Figure record extracts:
------------------------------------------------------------
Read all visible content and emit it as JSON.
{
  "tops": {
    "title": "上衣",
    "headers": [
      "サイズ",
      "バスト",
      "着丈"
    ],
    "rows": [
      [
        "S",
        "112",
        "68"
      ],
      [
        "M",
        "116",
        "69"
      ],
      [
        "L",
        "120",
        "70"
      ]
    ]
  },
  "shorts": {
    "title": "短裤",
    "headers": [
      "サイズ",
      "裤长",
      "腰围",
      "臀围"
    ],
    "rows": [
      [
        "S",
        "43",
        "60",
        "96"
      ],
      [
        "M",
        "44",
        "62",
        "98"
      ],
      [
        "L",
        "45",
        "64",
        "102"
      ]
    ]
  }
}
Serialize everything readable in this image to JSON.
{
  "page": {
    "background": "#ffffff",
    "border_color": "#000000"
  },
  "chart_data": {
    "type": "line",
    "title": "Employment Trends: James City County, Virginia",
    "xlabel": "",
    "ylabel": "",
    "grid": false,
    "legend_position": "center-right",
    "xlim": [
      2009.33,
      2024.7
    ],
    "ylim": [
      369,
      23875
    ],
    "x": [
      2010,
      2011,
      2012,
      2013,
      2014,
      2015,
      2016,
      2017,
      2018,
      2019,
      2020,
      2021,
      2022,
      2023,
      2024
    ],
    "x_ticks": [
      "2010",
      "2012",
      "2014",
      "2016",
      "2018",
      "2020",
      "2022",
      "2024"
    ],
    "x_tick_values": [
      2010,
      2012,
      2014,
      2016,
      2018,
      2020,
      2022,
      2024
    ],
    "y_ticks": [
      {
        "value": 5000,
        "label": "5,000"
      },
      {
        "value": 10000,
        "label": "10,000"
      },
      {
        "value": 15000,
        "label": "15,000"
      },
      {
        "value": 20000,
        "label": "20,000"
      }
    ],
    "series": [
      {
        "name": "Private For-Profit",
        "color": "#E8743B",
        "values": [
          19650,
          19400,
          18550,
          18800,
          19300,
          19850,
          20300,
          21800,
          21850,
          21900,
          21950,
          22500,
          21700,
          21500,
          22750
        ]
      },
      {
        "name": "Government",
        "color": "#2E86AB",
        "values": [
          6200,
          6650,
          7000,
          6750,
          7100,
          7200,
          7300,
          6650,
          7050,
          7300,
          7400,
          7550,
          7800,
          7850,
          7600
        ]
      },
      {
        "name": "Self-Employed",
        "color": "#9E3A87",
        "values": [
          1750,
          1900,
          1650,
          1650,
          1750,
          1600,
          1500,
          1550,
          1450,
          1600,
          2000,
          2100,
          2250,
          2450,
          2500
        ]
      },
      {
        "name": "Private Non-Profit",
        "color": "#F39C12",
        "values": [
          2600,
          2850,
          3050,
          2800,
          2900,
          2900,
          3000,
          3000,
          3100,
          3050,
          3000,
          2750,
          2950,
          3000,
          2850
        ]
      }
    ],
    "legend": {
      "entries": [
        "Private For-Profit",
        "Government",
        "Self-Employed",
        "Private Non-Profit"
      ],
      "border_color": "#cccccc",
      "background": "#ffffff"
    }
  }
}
------------------------------------------------------------
- Set exercise
Extract all of the data shown above and repeat it verbatim.

- Exercise solution
Read all visible content and emit it as JSON.
{
  "tops": {
    "title": "上衣",
    "headers": [
      "サイズ",
      "バスト",
      "着丈"
    ],
    "rows": [
      [
        "S",
        "112",
        "68"
      ],
      [
        "M",
        "116",
        "69"
      ],
      [
        "L",
        "120",
        "70"
      ]
    ]
  },
  "shorts": {
    "title": "短裤",
    "headers": [
      "サイズ",
      "裤长",
      "腰围",
      "臀围"
    ],
    "rows": [
      [
        "S",
        "43",
        "60",
        "96"
      ],
      [
        "M",
        "44",
        "62",
        "98"
      ],
      [
        "L",
        "45",
        "64",
        "102"
      ]
    ]
  }
}
Serialize everything readable in this image to JSON.
{
  "page": {
    "background": "#ffffff",
    "border_color": "#000000"
  },
  "chart_data": {
    "type": "line",
    "title": "Employment Trends: James City County, Virginia",
    "xlabel": "",
    "ylabel": "",
    "grid": false,
    "legend_position": "center-right",
    "xlim": [
      2009.33,
      2024.7
    ],
    "ylim": [
      369,
      23875
    ],
    "x": [
      2010,
      2011,
      2012,
      2013,
      2014,
      2015,
      2016,
      2017,
      2018,
      2019,
      2020,
      2021,
      2022,
      2023,
      2024
    ],
    "x_ticks": [
      "2010",
      "2012",
      "2014",
      "2016",
      "2018",
      "2020",
      "2022",
      "2024"
    ],
    "x_tick_values": [
      2010,
      2012,
      2014,
      2016,
      2018,
      2020,
      2022,
      2024
    ],
    "y_ticks": [
      {
        "value": 5000,
        "label": "5,000"
      },
      {
        "value": 10000,
        "label": "10,000"
      },
      {
        "value": 15000,
        "label": "15,000"
      },
      {
        "value": 20000,
        "label": "20,000"
      }
    ],
    "series": [
      {
        "name": "Private For-Profit",
        "color": "#E8743B",
        "values": [
          19650,
          19400,
          18550,
          18800,
          19300,
          19850,
          20300,
          21800,
          21850,
          21900,
          21950,
          22500,
          21700,
          21500,
          22750
        ]
      },
      {
        "name": "Government",
        "color": "#2E86AB",
        "values": [
          6200,
          6650,
          7000,
          6750,
          7100,
          7200,
          7300,
          6650,
          7050,
          7300,
          7400,
          7550,
          7800,
          7850,
          7600
        ]
      },
      {
        "name": "Self-Employed",
        "color": "#9E3A87",
        "values": [
          1750,
          1900,
          1650,
          1650,
          1750,
          1600,
          1500,
          1550,
          1450,
          1600,
          2000,
          2100,
          2250,
          2450,
          2500
        ]
      },
      {
        "name": "Private Non-Profit",
        "color": "#F39C12",
        "values": [
          2600,
          2850,
          3050,
          2800,
          2900,
          2900,
          3000,
          3000,
          3100,
          3050,
          3000,
          2750,
          2950,
          3000,
          2850
        ]
      }
    ],
    "legend": {
      "entries": [
        "Private For-Profit",
        "Government",
        "Self-Employed",
        "Private Non-Profit"
      ],
      "border_color": "#cccccc",
      "background": "#ffffff"
    }
  }
}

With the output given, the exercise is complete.